-------- DATA PROVIDED --------
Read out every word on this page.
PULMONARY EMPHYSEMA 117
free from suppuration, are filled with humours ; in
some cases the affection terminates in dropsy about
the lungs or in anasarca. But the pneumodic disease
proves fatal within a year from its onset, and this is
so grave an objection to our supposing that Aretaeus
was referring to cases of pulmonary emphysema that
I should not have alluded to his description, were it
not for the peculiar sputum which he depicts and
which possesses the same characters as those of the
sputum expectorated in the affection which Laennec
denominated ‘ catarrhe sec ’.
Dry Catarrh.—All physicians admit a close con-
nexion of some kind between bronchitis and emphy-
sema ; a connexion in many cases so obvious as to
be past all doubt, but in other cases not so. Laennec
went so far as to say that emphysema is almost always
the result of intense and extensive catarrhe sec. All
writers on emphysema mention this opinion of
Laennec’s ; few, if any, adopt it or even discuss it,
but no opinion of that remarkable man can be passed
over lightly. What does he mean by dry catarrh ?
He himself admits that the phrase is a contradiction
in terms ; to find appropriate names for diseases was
--------
» WHAT THE TASK ASKS
Write out the entries in full, exactly as given.

» TASK RESULT
Read out every word on this page.
PULMONARY EMPHYSEMA 117
free from suppuration, are filled with humours ; in
some cases the affection terminates in dropsy about
the lungs or in anasarca. But the pneumodic disease
proves fatal within a year from its onset, and this is
so grave an objection to our supposing that Aretaeus
was referring to cases of pulmonary emphysema that
I should not have alluded to his description, were it
not for the peculiar sputum which he depicts and
which possesses the same characters as those of the
sputum expectorated in the affection which Laennec
denominated ‘ catarrhe sec ’.
Dry Catarrh.—All physicians admit a close con-
nexion of some kind between bronchitis and emphy-
sema ; a connexion in many cases so obvious as to
be past all doubt, but in other cases not so. Laennec
went so far as to say that emphysema is almost always
the result of intense and extensive catarrhe sec. All
writers on emphysema mention this opinion of
Laennec’s ; few, if any, adopt it or even discuss it,
but no opinion of that remarkable man can be passed
over lightly. What does he mean by dry catarrh ?
He himself admits that the phrase is a contradiction
in terms ; to find appropriate names for diseases was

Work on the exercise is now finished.